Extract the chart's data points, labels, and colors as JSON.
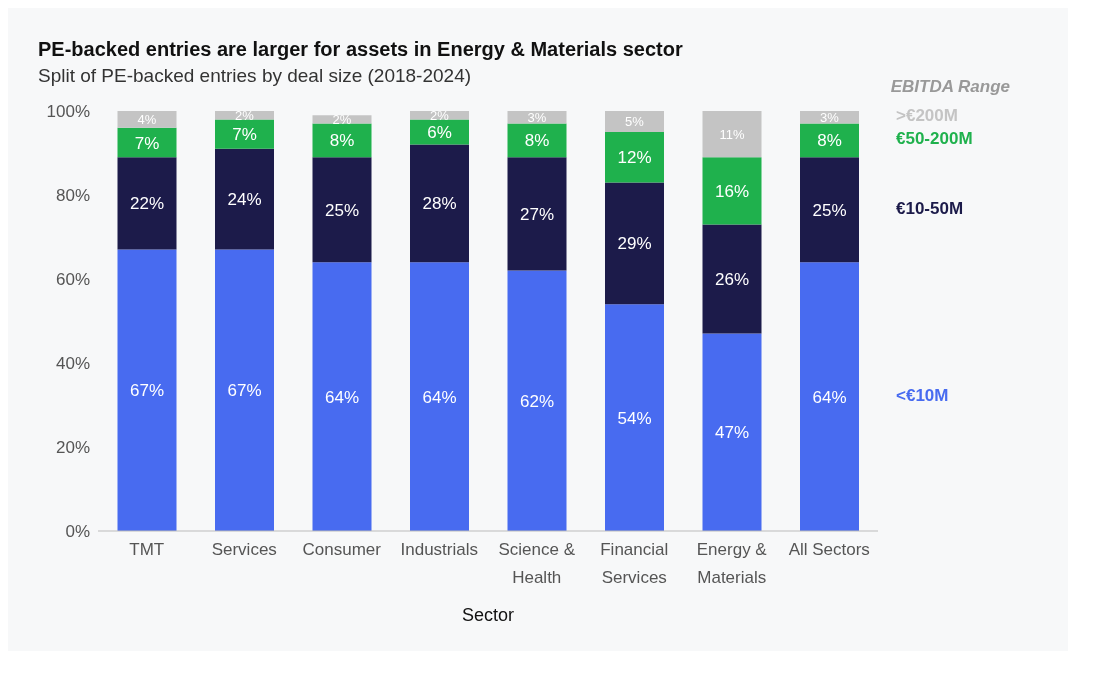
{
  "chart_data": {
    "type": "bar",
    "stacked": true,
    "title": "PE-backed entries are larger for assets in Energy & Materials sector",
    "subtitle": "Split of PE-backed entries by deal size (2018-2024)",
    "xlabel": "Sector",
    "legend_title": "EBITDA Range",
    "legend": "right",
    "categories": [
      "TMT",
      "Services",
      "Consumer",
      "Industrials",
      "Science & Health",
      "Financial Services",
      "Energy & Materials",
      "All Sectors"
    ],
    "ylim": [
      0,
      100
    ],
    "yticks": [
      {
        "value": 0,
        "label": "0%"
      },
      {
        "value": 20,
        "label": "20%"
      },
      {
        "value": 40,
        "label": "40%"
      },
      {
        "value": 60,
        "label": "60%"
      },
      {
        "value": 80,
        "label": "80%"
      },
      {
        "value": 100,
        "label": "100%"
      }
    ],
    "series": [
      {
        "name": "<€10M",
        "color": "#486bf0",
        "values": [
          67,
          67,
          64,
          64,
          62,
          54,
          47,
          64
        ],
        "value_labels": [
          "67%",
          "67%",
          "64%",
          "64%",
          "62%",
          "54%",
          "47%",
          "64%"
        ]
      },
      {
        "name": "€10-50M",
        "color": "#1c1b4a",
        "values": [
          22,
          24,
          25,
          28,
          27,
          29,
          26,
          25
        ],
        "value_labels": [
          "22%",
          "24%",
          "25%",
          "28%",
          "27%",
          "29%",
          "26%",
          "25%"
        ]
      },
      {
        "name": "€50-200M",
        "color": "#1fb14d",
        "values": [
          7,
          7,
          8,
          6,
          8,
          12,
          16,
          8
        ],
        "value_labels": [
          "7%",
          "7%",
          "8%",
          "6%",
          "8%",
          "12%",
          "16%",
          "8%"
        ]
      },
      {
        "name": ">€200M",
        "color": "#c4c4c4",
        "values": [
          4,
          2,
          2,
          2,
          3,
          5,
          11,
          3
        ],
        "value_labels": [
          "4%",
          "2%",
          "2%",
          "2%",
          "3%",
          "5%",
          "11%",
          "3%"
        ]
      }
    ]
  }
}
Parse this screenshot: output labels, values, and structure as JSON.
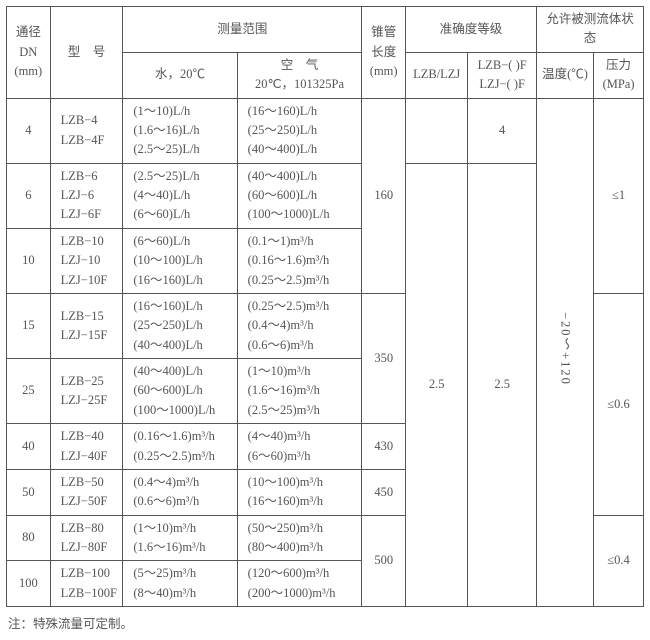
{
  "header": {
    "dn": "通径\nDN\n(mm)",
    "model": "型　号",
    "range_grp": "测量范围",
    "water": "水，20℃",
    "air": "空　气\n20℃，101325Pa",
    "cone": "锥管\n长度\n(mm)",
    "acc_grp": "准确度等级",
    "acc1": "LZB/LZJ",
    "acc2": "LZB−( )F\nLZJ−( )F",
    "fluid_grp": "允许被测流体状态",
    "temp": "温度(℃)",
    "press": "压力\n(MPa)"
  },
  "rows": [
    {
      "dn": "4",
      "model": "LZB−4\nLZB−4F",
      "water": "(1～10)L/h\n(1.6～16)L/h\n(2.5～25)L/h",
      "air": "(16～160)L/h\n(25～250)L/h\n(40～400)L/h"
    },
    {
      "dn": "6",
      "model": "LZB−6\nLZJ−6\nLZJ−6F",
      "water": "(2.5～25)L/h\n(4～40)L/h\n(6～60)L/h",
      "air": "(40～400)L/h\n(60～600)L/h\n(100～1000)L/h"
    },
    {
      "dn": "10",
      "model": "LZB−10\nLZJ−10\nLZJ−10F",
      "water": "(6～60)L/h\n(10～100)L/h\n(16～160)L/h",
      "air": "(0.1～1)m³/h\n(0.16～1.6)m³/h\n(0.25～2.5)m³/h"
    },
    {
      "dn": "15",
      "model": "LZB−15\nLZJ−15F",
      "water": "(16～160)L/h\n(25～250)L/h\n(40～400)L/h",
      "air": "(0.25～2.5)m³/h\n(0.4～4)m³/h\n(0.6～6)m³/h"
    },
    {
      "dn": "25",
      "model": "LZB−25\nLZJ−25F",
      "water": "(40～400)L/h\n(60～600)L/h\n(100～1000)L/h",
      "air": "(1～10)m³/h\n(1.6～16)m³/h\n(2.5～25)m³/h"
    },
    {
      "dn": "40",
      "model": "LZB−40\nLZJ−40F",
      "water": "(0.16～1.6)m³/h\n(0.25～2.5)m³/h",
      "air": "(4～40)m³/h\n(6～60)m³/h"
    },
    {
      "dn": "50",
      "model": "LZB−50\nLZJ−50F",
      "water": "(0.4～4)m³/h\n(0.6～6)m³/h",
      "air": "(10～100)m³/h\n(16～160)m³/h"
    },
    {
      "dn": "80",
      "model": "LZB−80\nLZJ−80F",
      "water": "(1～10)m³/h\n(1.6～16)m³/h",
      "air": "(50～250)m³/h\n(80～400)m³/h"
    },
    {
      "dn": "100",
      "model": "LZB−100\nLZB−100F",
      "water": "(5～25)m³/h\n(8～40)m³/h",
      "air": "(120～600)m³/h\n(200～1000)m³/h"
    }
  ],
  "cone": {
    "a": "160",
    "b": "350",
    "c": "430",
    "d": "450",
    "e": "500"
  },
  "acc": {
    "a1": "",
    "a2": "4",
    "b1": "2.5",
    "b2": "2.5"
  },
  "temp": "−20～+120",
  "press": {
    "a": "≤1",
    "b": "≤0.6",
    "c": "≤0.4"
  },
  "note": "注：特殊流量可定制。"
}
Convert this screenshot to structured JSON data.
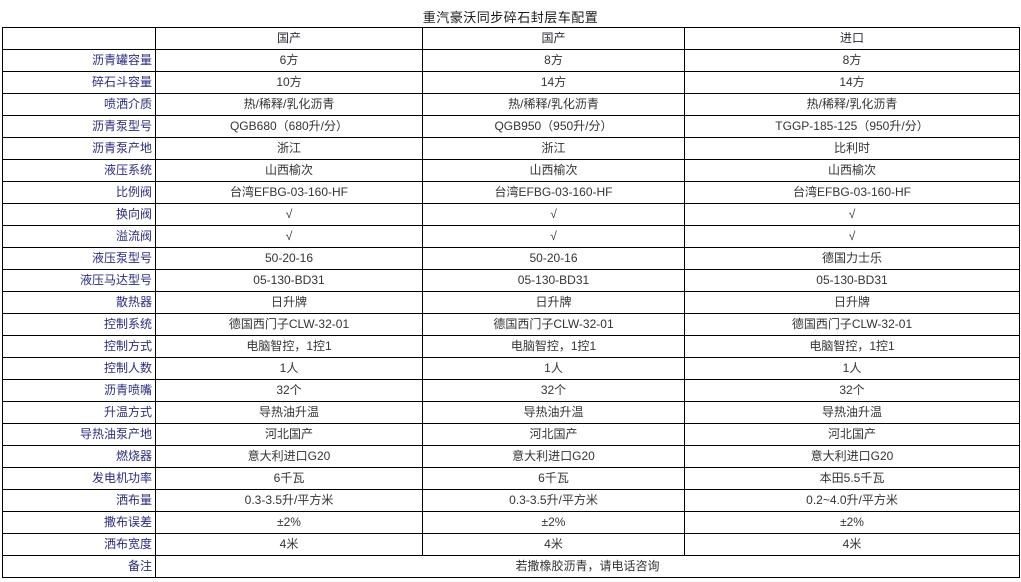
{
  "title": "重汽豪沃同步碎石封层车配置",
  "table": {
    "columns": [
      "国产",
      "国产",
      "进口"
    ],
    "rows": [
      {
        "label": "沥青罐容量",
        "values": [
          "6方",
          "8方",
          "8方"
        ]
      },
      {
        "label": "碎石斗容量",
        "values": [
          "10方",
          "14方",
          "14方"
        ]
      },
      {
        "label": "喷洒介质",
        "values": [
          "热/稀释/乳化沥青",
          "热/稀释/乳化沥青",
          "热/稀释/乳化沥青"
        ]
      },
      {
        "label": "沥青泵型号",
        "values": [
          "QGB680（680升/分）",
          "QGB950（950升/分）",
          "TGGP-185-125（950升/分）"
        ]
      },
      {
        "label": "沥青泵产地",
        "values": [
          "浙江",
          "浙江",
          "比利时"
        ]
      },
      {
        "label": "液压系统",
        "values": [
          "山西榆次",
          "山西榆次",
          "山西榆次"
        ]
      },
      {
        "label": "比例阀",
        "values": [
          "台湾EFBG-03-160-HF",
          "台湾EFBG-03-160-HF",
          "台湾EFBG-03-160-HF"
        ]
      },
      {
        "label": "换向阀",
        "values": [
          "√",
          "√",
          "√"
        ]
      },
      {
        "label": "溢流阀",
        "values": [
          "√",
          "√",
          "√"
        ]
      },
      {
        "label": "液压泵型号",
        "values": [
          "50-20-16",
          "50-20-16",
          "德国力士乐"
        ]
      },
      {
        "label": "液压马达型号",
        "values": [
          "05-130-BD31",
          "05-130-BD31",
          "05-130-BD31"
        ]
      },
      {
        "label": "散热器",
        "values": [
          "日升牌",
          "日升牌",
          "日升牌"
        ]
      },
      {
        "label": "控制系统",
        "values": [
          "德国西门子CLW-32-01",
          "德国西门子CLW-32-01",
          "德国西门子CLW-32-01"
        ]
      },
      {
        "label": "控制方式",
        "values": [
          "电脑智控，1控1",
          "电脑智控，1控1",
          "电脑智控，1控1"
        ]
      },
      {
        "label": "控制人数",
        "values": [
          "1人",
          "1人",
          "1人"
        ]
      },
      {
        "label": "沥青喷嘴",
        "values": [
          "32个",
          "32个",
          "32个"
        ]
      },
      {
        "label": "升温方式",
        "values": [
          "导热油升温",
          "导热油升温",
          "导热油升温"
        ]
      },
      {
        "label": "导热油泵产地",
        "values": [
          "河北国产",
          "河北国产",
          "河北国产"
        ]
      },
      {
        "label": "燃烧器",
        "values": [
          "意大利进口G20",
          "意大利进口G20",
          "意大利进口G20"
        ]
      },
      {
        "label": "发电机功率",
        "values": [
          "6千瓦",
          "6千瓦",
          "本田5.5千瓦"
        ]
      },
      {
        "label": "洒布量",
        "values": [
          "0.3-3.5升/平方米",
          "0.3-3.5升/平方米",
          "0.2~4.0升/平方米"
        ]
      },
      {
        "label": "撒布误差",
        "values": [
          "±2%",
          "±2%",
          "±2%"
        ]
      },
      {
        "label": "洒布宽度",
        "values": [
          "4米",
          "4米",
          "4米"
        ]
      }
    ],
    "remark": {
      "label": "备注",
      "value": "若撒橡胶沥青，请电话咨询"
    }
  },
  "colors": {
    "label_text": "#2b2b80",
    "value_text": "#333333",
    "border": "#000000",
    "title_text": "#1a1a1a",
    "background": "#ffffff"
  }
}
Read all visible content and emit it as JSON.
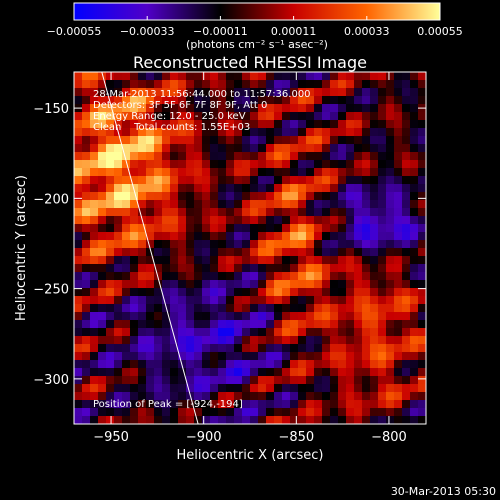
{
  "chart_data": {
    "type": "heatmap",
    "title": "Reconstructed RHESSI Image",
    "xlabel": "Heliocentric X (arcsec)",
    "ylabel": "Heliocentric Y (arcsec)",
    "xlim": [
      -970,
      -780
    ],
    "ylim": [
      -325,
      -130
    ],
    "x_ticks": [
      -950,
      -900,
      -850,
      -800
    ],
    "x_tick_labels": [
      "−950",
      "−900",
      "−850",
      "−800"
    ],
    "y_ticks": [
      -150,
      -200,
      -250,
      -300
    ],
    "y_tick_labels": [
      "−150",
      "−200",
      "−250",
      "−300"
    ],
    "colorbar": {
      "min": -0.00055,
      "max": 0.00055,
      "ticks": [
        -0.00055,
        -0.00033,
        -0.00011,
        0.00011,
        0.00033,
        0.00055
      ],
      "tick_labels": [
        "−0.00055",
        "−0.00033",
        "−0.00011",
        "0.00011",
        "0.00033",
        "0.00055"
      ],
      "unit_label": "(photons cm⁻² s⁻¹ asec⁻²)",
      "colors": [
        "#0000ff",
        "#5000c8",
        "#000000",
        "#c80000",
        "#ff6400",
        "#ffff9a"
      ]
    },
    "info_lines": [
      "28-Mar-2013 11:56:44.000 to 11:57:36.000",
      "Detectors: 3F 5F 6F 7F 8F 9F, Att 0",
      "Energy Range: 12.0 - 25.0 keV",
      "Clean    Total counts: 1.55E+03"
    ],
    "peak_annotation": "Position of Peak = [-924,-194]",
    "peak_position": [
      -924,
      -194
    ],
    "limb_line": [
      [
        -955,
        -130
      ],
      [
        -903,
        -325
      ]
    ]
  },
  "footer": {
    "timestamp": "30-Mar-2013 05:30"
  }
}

------------------------------------

# CHALLENGE:
Give the number of lines in the entries that hold the word "name", and nothing else.

# RESPONSE BELOW:
4